▶ _WHAT THE TASK ASKS_:
Transcribe every line of the records verbatim.

Items from a dataset:
"""
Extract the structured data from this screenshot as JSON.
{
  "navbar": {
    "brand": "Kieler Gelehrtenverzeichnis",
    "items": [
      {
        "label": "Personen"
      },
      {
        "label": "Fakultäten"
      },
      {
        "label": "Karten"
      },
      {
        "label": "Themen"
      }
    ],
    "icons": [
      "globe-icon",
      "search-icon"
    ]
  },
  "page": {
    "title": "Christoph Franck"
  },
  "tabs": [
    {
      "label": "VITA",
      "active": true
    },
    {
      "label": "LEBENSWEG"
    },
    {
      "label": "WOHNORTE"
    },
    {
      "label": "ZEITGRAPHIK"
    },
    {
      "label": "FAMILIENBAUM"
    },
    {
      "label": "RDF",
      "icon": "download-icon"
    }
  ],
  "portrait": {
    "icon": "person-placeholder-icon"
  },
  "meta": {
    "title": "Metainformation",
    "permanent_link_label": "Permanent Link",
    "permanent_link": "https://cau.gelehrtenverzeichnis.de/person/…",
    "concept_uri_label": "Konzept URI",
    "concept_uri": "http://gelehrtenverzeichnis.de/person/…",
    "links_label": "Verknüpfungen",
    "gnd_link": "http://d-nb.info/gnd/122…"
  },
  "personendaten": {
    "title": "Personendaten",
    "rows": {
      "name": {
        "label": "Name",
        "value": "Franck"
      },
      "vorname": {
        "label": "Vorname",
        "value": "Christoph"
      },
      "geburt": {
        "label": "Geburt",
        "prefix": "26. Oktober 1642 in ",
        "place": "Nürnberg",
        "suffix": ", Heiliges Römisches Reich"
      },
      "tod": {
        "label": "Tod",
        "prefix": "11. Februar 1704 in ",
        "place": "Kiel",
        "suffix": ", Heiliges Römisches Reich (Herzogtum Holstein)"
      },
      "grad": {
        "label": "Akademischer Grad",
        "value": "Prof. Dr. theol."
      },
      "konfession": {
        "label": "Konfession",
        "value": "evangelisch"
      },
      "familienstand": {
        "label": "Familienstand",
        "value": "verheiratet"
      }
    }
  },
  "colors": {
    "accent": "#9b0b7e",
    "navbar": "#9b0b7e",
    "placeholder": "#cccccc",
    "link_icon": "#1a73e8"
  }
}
"""
▶ _SOLUTION TO THIS TASK_:
Extract the structured data from this screenshot as JSON.
{
  "navbar": {
    "brand": "Kieler Gelehrtenverzeichnis",
    "items": [
      {
        "label": "Personen"
      },
      {
        "label": "Fakultäten"
      },
      {
        "label": "Karten"
      },
      {
        "label": "Themen"
      }
    ],
    "icons": [
      "globe-icon",
      "search-icon"
    ]
  },
  "page": {
    "title": "Christoph Franck"
  },
  "tabs": [
    {
      "label": "VITA",
      "active": true
    },
    {
      "label": "LEBENSWEG"
    },
    {
      "label": "WOHNORTE"
    },
    {
      "label": "ZEITGRAPHIK"
    },
    {
      "label": "FAMILIENBAUM"
    },
    {
      "label": "RDF",
      "icon": "download-icon"
    }
  ],
  "portrait": {
    "icon": "person-placeholder-icon"
  },
  "meta": {
    "title": "Metainformation",
    "permanent_link_label": "Permanent Link",
    "permanent_link": "https://cau.gelehrtenverzeichnis.de/person/…",
    "concept_uri_label": "Konzept URI",
    "concept_uri": "http://gelehrtenverzeichnis.de/person/…",
    "links_label": "Verknüpfungen",
    "gnd_link": "http://d-nb.info/gnd/122…"
  },
  "personendaten": {
    "title": "Personendaten",
    "rows": {
      "name": {
        "label": "Name",
        "value": "Franck"
      },
      "vorname": {
        "label": "Vorname",
        "value": "Christoph"
      },
      "geburt": {
        "label": "Geburt",
        "prefix": "26. Oktober 1642 in ",
        "place": "Nürnberg",
        "suffix": ", Heiliges Römisches Reich"
      },
      "tod": {
        "label": "Tod",
        "prefix": "11. Februar 1704 in ",
        "place": "Kiel",
        "suffix": ", Heiliges Römisches Reich (Herzogtum Holstein)"
      },
      "grad": {
        "label": "Akademischer Grad",
        "value": "Prof. Dr. theol."
      },
      "konfession": {
        "label": "Konfession",
        "value": "evangelisch"
      },
      "familienstand": {
        "label": "Familienstand",
        "value": "verheiratet"
      }
    }
  },
  "colors": {
    "accent": "#9b0b7e",
    "navbar": "#9b0b7e",
    "placeholder": "#cccccc",
    "link_icon": "#1a73e8"
  }
}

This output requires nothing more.